=== EXTRACT TO READ ===

Theorem. For the polynomials $ f_{}(x) $ and $ g_{}(x) $ to possess a unique common root, it is necessary and sufficient that the following conditions be satisfied:

$${\mathcal R}(f,g)=0,\ {\mathcal R}^{(1)}(f,g)\ne 0\ .$$

Under the conditions of the previous theorem, the single common root of $ f_{}(x) $ and $ g_{}(x) $ can be expressed as a rational function of the coefficients of these polynomials:

$$ \lambda=-{\det M_1^{(1)}\over {\mathcal R}^{(1)}(f,g)} . $$ Here the $ M_1^{(1)} $ denotes the matrix obtained from $ M_{} $ by deleting its first and last rows as well as its first and its last but one column.

===

■ **STATED PROBLEM A**:
Sum up the passage on common roots of polynomials in two sentences.
■ **STATED PROBLEM B**:
From the passage on common roots of polynomials, return the portion that begins at the words "Theorem. For the" and stops after "but one column.".

=== DATASET EXCERPTS ===

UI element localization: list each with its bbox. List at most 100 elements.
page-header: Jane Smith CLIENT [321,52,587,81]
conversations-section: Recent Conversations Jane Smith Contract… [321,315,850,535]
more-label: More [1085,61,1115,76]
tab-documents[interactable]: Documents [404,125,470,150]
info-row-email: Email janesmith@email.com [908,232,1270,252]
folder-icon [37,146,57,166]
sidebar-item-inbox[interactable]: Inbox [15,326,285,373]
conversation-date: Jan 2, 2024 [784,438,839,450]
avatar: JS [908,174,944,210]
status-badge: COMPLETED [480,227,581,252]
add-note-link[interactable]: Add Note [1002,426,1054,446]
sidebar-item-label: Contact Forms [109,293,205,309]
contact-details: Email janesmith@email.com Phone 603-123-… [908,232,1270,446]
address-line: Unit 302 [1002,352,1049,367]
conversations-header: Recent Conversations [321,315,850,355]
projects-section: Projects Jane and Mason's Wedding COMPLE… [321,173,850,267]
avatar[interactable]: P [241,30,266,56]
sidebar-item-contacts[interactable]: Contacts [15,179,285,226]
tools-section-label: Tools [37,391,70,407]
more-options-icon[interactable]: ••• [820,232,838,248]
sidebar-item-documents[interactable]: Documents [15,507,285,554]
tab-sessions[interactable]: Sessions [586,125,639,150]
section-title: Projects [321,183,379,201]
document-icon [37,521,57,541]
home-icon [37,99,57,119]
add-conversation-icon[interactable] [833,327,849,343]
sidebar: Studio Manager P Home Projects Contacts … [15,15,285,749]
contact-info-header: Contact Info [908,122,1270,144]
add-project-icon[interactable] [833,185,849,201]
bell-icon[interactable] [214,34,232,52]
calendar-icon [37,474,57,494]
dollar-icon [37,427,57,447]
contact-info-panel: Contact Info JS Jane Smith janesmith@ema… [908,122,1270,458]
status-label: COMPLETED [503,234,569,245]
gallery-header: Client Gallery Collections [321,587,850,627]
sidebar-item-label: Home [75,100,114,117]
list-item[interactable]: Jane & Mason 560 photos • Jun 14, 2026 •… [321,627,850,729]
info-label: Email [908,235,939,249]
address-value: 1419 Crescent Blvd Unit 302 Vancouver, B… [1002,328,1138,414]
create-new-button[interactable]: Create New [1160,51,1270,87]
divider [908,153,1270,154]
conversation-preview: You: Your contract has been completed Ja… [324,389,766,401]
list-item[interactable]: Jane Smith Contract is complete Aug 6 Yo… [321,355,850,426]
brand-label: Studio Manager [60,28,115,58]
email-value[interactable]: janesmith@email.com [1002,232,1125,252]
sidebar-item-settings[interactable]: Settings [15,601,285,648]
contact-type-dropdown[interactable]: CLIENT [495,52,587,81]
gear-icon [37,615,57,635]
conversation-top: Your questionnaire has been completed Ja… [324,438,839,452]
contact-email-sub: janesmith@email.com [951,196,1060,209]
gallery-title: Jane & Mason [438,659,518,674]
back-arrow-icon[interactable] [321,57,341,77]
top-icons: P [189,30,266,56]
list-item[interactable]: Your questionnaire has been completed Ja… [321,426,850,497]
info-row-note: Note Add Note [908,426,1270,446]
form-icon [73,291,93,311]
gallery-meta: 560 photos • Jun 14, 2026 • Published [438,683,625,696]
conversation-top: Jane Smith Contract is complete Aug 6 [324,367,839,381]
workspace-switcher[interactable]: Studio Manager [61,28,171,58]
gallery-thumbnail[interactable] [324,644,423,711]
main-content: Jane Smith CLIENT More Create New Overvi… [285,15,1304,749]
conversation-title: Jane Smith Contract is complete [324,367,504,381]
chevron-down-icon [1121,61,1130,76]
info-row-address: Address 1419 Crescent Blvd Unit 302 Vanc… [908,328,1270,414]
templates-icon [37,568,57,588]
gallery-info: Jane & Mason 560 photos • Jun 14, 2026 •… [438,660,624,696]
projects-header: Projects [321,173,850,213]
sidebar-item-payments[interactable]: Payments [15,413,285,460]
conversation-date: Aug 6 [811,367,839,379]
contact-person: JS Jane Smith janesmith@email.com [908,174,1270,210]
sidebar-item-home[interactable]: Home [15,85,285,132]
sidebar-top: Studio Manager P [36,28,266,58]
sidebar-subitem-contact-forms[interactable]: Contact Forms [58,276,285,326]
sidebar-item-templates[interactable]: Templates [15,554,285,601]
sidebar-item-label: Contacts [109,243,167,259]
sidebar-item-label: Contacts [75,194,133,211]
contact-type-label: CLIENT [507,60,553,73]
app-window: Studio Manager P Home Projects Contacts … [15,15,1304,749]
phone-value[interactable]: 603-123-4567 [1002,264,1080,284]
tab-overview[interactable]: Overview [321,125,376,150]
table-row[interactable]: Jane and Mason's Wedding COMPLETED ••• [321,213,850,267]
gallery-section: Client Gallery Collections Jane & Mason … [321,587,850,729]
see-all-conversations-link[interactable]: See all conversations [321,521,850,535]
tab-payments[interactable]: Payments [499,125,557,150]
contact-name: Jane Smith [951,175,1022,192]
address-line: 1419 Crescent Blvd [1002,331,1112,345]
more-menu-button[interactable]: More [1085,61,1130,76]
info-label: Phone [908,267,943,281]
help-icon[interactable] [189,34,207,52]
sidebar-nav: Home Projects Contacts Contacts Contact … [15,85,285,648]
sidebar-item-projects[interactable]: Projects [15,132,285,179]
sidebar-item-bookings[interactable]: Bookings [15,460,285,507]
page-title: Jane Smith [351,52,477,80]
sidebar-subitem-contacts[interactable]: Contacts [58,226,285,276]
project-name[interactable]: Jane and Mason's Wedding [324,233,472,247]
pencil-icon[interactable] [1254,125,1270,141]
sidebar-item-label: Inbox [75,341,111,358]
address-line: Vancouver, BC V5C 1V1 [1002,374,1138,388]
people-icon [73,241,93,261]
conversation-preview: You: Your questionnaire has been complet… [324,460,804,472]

===

■ **EXERCISE RESPONSE A**:
The polynomials f(x) and g(x) have a unique common root exactly when R(f,g) = 0 and R^(1)(f,g) ≠ 0. Under these conditions, that single root can be written as a rational function of the polynomials' coefficients: λ = −det M_1^(1) / R^(1)(f,g), where M_1^(1) is the matrix obtained from M by deleting its first and last rows and its first and last-but-one columns.

■ **EXERCISE RESPONSE B**:
Theorem. For the polynomials $ f_{}(x) $ and $ g_{}(x) $ to possess a unique common root, it is necessary and sufficient that the following conditions be satisfied:

$${\mathcal R}(f,g)=0,\ {\mathcal R}^{(1)}(f,g)\ne 0\ .$$

Under the conditions of the previous theorem, the single common root of $ f_{}(x) $ and $ g_{}(x) $ can be expressed as a rational function of the coefficients of these polynomials:

$$ \lambda=-{\det M_1^{(1)}\over {\mathcal R}^{(1)}(f,g)} . $$ Here the $ M_1^{(1)} $ denotes the matrix obtained from $ M_{} $ by deleting its first and last rows as well as its first and its last but one column.